Take each line containing the word "WASH" and copy it.

--- Provided material ---

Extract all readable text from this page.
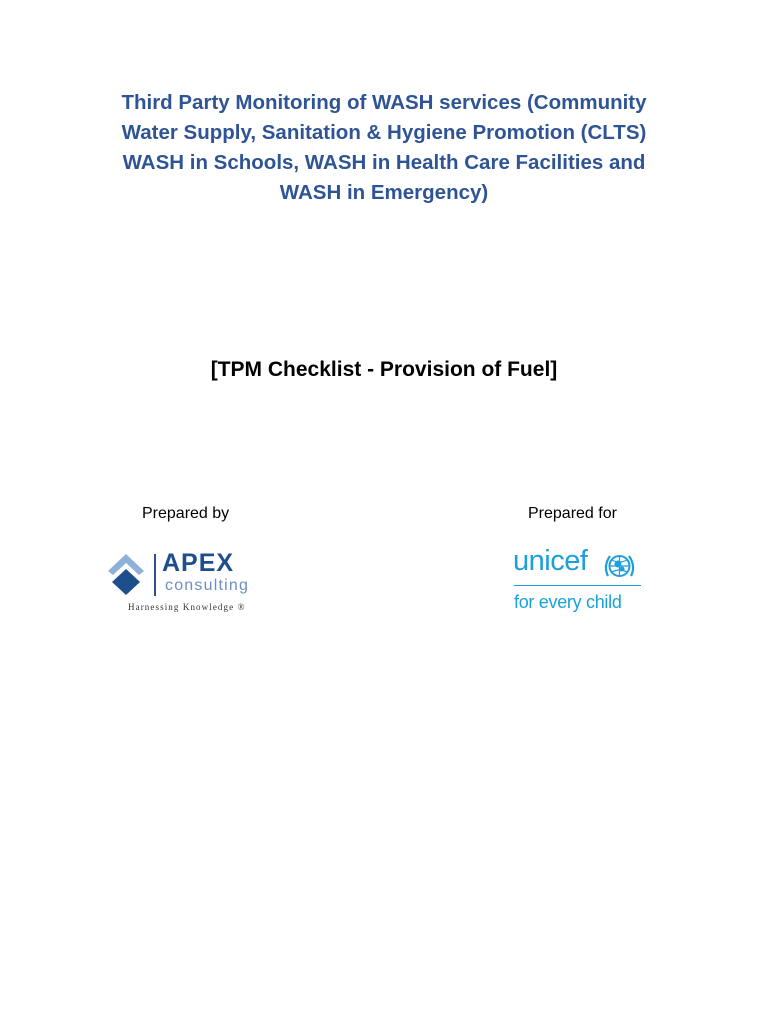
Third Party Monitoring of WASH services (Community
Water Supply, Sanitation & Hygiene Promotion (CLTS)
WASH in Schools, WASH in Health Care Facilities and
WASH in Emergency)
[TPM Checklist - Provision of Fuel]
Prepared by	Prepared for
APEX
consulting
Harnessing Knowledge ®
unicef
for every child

---

* **Completed exercise**
Third Party Monitoring of WASH services (Community
WASH in Schools, WASH in Health Care Facilities and
WASH in Emergency)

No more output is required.